▸ DIRECTIONS FOR THIS TASK
Copy out lines with the word "Zusatz" from the material that follows.

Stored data
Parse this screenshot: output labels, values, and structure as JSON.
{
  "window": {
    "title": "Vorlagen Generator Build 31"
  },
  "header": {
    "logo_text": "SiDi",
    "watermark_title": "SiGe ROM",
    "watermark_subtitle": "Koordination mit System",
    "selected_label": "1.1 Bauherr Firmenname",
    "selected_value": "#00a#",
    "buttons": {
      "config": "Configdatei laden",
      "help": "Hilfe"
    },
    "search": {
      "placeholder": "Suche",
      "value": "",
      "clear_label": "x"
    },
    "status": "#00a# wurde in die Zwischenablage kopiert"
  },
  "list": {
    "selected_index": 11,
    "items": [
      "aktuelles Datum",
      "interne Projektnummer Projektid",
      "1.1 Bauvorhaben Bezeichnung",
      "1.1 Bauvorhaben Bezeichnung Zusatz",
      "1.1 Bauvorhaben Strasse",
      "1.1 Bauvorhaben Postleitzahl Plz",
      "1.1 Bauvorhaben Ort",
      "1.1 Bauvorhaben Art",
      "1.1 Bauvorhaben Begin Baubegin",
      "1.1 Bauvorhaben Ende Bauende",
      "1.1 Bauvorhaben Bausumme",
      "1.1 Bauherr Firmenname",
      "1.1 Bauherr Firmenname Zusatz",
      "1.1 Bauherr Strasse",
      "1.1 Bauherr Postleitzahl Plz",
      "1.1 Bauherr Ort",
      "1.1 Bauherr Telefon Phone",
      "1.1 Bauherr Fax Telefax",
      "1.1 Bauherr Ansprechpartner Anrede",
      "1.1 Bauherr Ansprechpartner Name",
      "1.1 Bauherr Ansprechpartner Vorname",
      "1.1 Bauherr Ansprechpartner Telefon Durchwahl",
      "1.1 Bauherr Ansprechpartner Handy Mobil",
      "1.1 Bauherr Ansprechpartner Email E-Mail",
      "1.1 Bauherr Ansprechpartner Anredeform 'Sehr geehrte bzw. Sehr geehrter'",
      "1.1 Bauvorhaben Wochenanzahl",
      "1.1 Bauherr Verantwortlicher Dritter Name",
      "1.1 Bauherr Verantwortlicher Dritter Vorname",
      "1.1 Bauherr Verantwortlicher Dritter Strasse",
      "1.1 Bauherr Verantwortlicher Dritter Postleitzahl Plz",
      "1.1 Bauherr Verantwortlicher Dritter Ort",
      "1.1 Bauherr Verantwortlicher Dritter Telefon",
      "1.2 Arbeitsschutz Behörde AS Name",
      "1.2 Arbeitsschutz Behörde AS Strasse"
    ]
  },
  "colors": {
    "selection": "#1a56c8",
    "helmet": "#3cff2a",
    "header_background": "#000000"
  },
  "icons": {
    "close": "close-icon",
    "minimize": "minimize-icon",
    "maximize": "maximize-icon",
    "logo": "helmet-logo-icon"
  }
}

▸ SOLUTION
      "1.1 Bauvorhaben Bezeichnung Zusatz",
      "1.1 Bauherr Firmenname Zusatz",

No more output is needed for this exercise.